What you should do
Each entry in the listing below should be restated word for word.
START Information shown
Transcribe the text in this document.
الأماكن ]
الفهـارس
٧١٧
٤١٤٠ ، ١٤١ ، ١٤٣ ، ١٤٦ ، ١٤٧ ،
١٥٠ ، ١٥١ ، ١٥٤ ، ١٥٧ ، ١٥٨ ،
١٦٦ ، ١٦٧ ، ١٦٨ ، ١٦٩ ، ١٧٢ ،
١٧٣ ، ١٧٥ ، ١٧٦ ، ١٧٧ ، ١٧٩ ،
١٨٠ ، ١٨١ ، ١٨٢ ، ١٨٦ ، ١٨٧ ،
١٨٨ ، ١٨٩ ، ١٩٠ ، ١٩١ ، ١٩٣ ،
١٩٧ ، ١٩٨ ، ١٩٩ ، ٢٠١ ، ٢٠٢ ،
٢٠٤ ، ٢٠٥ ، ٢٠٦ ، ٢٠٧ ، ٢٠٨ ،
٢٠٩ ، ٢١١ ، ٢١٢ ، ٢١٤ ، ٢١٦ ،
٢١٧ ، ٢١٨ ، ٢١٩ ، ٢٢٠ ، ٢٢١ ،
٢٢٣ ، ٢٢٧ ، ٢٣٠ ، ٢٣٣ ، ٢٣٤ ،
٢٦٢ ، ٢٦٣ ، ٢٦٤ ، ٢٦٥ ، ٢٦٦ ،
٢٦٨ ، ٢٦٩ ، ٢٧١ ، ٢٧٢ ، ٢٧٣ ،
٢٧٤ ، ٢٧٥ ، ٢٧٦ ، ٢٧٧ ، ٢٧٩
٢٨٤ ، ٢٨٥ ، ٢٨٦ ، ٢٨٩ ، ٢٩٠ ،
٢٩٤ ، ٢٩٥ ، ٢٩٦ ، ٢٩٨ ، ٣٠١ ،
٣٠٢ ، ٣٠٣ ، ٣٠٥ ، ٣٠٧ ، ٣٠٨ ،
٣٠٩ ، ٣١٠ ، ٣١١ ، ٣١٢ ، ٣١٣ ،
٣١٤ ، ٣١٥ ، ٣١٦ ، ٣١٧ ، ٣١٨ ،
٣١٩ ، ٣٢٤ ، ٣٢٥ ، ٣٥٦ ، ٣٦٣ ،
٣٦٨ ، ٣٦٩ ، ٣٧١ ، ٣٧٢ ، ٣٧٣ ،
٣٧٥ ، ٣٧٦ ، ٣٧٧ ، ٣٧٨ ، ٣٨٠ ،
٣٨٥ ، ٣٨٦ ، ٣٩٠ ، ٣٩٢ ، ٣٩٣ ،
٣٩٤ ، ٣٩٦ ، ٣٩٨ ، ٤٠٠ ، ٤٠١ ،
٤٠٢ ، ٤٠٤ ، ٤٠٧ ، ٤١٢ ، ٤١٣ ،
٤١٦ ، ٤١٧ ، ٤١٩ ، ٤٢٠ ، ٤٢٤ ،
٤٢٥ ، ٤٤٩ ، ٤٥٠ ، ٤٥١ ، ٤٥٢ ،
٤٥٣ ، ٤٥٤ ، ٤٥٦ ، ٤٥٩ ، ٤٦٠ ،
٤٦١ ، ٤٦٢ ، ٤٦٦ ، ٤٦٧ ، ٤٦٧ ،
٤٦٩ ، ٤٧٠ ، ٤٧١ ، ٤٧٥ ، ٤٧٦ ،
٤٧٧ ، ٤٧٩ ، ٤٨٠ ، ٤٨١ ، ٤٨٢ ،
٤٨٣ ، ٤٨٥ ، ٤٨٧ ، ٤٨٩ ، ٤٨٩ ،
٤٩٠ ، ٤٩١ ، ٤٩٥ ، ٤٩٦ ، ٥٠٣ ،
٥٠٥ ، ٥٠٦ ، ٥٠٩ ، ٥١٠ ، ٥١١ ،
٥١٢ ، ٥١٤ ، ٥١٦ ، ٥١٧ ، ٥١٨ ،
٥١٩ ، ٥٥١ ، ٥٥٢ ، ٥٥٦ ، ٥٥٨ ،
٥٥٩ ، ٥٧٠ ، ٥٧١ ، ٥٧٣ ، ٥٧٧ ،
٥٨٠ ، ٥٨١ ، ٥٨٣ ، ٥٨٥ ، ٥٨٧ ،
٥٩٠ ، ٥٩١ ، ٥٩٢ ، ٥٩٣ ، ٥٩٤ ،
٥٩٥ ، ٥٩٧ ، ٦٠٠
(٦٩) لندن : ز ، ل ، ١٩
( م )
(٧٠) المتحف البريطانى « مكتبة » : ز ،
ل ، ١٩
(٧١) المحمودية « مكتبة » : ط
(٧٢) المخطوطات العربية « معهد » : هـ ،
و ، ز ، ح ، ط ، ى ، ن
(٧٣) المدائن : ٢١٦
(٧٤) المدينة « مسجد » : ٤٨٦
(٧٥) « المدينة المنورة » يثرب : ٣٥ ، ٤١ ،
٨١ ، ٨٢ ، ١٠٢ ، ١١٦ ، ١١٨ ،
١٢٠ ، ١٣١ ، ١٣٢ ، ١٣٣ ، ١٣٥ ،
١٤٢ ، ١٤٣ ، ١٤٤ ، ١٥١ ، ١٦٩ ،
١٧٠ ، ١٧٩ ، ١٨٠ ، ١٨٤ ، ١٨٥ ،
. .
END Information shown
Correct result
Transcribe the text in this document.
الأماكن ]
الفهـارس
٧١٧
٤١٤٠ ، ١٤١ ، ١٤٣ ، ١٤٦ ، ١٤٧ ،
١٥٠ ، ١٥١ ، ١٥٤ ، ١٥٧ ، ١٥٨ ،
١٦٦ ، ١٦٧ ، ١٦٨ ، ١٦٩ ، ١٧٢ ،
١٧٣ ، ١٧٥ ، ١٧٦ ، ١٧٧ ، ١٧٩ ،
١٨٠ ، ١٨١ ، ١٨٢ ، ١٨٦ ، ١٨٧ ،
١٨٨ ، ١٨٩ ، ١٩٠ ، ١٩١ ، ١٩٣ ،
١٩٧ ، ١٩٨ ، ١٩٩ ، ٢٠١ ، ٢٠٢ ،
٢٠٤ ، ٢٠٥ ، ٢٠٦ ، ٢٠٧ ، ٢٠٨ ،
٢٠٩ ، ٢١١ ، ٢١٢ ، ٢١٤ ، ٢١٦ ،
٢١٧ ، ٢١٨ ، ٢١٩ ، ٢٢٠ ، ٢٢١ ،
٢٢٣ ، ٢٢٧ ، ٢٣٠ ، ٢٣٣ ، ٢٣٤ ،
٢٦٢ ، ٢٦٣ ، ٢٦٤ ، ٢٦٥ ، ٢٦٦ ،
٢٦٨ ، ٢٦٩ ، ٢٧١ ، ٢٧٢ ، ٢٧٣ ،
٢٧٤ ، ٢٧٥ ، ٢٧٦ ، ٢٧٧ ، ٢٧٩
٢٨٤ ، ٢٨٥ ، ٢٨٦ ، ٢٨٩ ، ٢٩٠ ،
٢٩٤ ، ٢٩٥ ، ٢٩٦ ، ٢٩٨ ، ٣٠١ ،
٣٠٢ ، ٣٠٣ ، ٣٠٥ ، ٣٠٧ ، ٣٠٨ ،
٣٠٩ ، ٣١٠ ، ٣١١ ، ٣١٢ ، ٣١٣ ،
٣١٤ ، ٣١٥ ، ٣١٦ ، ٣١٧ ، ٣١٨ ،
٣١٩ ، ٣٢٤ ، ٣٢٥ ، ٣٥٦ ، ٣٦٣ ،
٣٦٨ ، ٣٦٩ ، ٣٧١ ، ٣٧٢ ، ٣٧٣ ،
٣٧٥ ، ٣٧٦ ، ٣٧٧ ، ٣٧٨ ، ٣٨٠ ،
٣٨٥ ، ٣٨٦ ، ٣٩٠ ، ٣٩٢ ، ٣٩٣ ،
٣٩٤ ، ٣٩٦ ، ٣٩٨ ، ٤٠٠ ، ٤٠١ ،
٤٠٢ ، ٤٠٤ ، ٤٠٧ ، ٤١٢ ، ٤١٣ ،
٤١٦ ، ٤١٧ ، ٤١٩ ، ٤٢٠ ، ٤٢٤ ،
٤٢٥ ، ٤٤٩ ، ٤٥٠ ، ٤٥١ ، ٤٥٢ ،
٤٥٣ ، ٤٥٤ ، ٤٥٦ ، ٤٥٩ ، ٤٦٠ ،
٤٦١ ، ٤٦٢ ، ٤٦٦ ، ٤٦٧ ، ٤٦٧ ،
٤٦٩ ، ٤٧٠ ، ٤٧١ ، ٤٧٥ ، ٤٧٦ ،
٤٧٧ ، ٤٧٩ ، ٤٨٠ ، ٤٨١ ، ٤٨٢ ،
٤٨٣ ، ٤٨٥ ، ٤٨٧ ، ٤٨٩ ، ٤٨٩ ،
٤٩٠ ، ٤٩١ ، ٤٩٥ ، ٤٩٦ ، ٥٠٣ ،
٥٠٥ ، ٥٠٦ ، ٥٠٩ ، ٥١٠ ، ٥١١ ،
٥١٢ ، ٥١٤ ، ٥١٦ ، ٥١٧ ، ٥١٨ ،
٥١٩ ، ٥٥١ ، ٥٥٢ ، ٥٥٦ ، ٥٥٨ ،
٥٥٩ ، ٥٧٠ ، ٥٧١ ، ٥٧٣ ، ٥٧٧ ،
٥٨٠ ، ٥٨١ ، ٥٨٣ ، ٥٨٥ ، ٥٨٧ ،
٥٩٠ ، ٥٩١ ، ٥٩٢ ، ٥٩٣ ، ٥٩٤ ،
٥٩٥ ، ٥٩٧ ، ٦٠٠
(٦٩) لندن : ز ، ل ، ١٩
( م )
(٧٠) المتحف البريطانى « مكتبة » : ز ،
ل ، ١٩
(٧١) المحمودية « مكتبة » : ط
(٧٢) المخطوطات العربية « معهد » : هـ ،
و ، ز ، ح ، ط ، ى ، ن
(٧٣) المدائن : ٢١٦
(٧٤) المدينة « مسجد » : ٤٨٦
(٧٥) « المدينة المنورة » يثرب : ٣٥ ، ٤١ ،
٨١ ، ٨٢ ، ١٠٢ ، ١١٦ ، ١١٨ ،
١٢٠ ، ١٣١ ، ١٣٢ ، ١٣٣ ، ١٣٥ ،
١٤٢ ، ١٤٣ ، ١٤٤ ، ١٥١ ، ١٦٩ ،
١٧٠ ، ١٧٩ ، ١٨٠ ، ١٨٤ ، ١٨٥ ،
. .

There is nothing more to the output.